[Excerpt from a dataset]
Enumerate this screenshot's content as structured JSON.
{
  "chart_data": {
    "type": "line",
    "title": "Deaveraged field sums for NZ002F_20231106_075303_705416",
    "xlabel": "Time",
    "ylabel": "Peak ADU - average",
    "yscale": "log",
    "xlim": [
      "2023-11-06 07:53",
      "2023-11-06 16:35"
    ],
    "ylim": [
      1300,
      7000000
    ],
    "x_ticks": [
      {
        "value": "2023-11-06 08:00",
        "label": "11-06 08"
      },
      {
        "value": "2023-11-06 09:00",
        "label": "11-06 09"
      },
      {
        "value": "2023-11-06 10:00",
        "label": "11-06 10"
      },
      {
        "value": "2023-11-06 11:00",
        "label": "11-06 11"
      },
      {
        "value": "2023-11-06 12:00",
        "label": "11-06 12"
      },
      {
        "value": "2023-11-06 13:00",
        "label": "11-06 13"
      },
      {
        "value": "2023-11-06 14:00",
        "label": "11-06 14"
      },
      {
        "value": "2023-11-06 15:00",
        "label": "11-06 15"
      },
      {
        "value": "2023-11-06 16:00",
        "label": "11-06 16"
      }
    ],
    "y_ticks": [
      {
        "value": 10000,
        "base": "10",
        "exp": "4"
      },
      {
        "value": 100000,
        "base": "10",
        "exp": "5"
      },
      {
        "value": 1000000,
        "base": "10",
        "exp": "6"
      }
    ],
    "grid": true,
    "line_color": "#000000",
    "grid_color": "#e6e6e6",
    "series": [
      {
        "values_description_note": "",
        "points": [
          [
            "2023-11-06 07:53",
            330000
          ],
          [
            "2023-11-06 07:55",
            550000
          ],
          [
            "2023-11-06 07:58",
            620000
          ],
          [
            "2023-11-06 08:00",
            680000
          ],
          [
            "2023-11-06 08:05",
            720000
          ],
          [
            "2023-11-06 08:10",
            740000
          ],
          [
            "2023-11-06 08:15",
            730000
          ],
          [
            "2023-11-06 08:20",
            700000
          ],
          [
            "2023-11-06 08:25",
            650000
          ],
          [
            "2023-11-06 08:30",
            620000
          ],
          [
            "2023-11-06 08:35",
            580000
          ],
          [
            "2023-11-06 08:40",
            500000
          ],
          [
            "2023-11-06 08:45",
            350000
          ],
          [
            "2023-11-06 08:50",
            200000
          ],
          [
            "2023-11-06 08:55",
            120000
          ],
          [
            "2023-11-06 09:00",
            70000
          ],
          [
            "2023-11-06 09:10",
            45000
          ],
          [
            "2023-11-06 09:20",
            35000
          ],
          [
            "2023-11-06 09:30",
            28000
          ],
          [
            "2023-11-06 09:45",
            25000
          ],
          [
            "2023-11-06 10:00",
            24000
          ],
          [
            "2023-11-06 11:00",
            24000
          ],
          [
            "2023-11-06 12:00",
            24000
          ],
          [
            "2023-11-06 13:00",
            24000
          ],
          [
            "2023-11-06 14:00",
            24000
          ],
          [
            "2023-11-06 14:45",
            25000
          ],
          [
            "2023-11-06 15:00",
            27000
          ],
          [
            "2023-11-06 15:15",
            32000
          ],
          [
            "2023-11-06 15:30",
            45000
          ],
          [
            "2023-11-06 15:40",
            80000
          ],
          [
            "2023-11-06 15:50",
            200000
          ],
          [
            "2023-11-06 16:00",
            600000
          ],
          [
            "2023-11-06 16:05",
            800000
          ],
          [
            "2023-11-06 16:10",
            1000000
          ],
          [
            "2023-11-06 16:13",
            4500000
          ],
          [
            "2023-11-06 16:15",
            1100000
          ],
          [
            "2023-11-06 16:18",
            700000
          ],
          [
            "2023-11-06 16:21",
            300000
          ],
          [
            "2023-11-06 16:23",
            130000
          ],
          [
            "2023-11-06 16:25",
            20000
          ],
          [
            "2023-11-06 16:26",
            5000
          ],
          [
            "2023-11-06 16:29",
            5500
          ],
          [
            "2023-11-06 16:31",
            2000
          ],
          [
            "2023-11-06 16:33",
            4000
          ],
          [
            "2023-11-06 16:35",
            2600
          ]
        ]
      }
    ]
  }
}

** Objective **
Restate the data above word for word.

** Response **
Enumerate this screenshot's content as structured JSON.
{
  "chart_data": {
    "type": "line",
    "title": "Deaveraged field sums for NZ002F_20231106_075303_705416",
    "xlabel": "Time",
    "ylabel": "Peak ADU - average",
    "yscale": "log",
    "xlim": [
      "2023-11-06 07:53",
      "2023-11-06 16:35"
    ],
    "ylim": [
      1300,
      7000000
    ],
    "x_ticks": [
      {
        "value": "2023-11-06 08:00",
        "label": "11-06 08"
      },
      {
        "value": "2023-11-06 09:00",
        "label": "11-06 09"
      },
      {
        "value": "2023-11-06 10:00",
        "label": "11-06 10"
      },
      {
        "value": "2023-11-06 11:00",
        "label": "11-06 11"
      },
      {
        "value": "2023-11-06 12:00",
        "label": "11-06 12"
      },
      {
        "value": "2023-11-06 13:00",
        "label": "11-06 13"
      },
      {
        "value": "2023-11-06 14:00",
        "label": "11-06 14"
      },
      {
        "value": "2023-11-06 15:00",
        "label": "11-06 15"
      },
      {
        "value": "2023-11-06 16:00",
        "label": "11-06 16"
      }
    ],
    "y_ticks": [
      {
        "value": 10000,
        "base": "10",
        "exp": "4"
      },
      {
        "value": 100000,
        "base": "10",
        "exp": "5"
      },
      {
        "value": 1000000,
        "base": "10",
        "exp": "6"
      }
    ],
    "grid": true,
    "line_color": "#000000",
    "grid_color": "#e6e6e6",
    "series": [
      {
        "values_description_note": "",
        "points": [
          [
            "2023-11-06 07:53",
            330000
          ],
          [
            "2023-11-06 07:55",
            550000
          ],
          [
            "2023-11-06 07:58",
            620000
          ],
          [
            "2023-11-06 08:00",
            680000
          ],
          [
            "2023-11-06 08:05",
            720000
          ],
          [
            "2023-11-06 08:10",
            740000
          ],
          [
            "2023-11-06 08:15",
            730000
          ],
          [
            "2023-11-06 08:20",
            700000
          ],
          [
            "2023-11-06 08:25",
            650000
          ],
          [
            "2023-11-06 08:30",
            620000
          ],
          [
            "2023-11-06 08:35",
            580000
          ],
          [
            "2023-11-06 08:40",
            500000
          ],
          [
            "2023-11-06 08:45",
            350000
          ],
          [
            "2023-11-06 08:50",
            200000
          ],
          [
            "2023-11-06 08:55",
            120000
          ],
          [
            "2023-11-06 09:00",
            70000
          ],
          [
            "2023-11-06 09:10",
            45000
          ],
          [
            "2023-11-06 09:20",
            35000
          ],
          [
            "2023-11-06 09:30",
            28000
          ],
          [
            "2023-11-06 09:45",
            25000
          ],
          [
            "2023-11-06 10:00",
            24000
          ],
          [
            "2023-11-06 11:00",
            24000
          ],
          [
            "2023-11-06 12:00",
            24000
          ],
          [
            "2023-11-06 13:00",
            24000
          ],
          [
            "2023-11-06 14:00",
            24000
          ],
          [
            "2023-11-06 14:45",
            25000
          ],
          [
            "2023-11-06 15:00",
            27000
          ],
          [
            "2023-11-06 15:15",
            32000
          ],
          [
            "2023-11-06 15:30",
            45000
          ],
          [
            "2023-11-06 15:40",
            80000
          ],
          [
            "2023-11-06 15:50",
            200000
          ],
          [
            "2023-11-06 16:00",
            600000
          ],
          [
            "2023-11-06 16:05",
            800000
          ],
          [
            "2023-11-06 16:10",
            1000000
          ],
          [
            "2023-11-06 16:13",
            4500000
          ],
          [
            "2023-11-06 16:15",
            1100000
          ],
          [
            "2023-11-06 16:18",
            700000
          ],
          [
            "2023-11-06 16:21",
            300000
          ],
          [
            "2023-11-06 16:23",
            130000
          ],
          [
            "2023-11-06 16:25",
            20000
          ],
          [
            "2023-11-06 16:26",
            5000
          ],
          [
            "2023-11-06 16:29",
            5500
          ],
          [
            "2023-11-06 16:31",
            2000
          ],
          [
            "2023-11-06 16:33",
            4000
          ],
          [
            "2023-11-06 16:35",
            2600
          ]
        ]
      }
    ]
  }
}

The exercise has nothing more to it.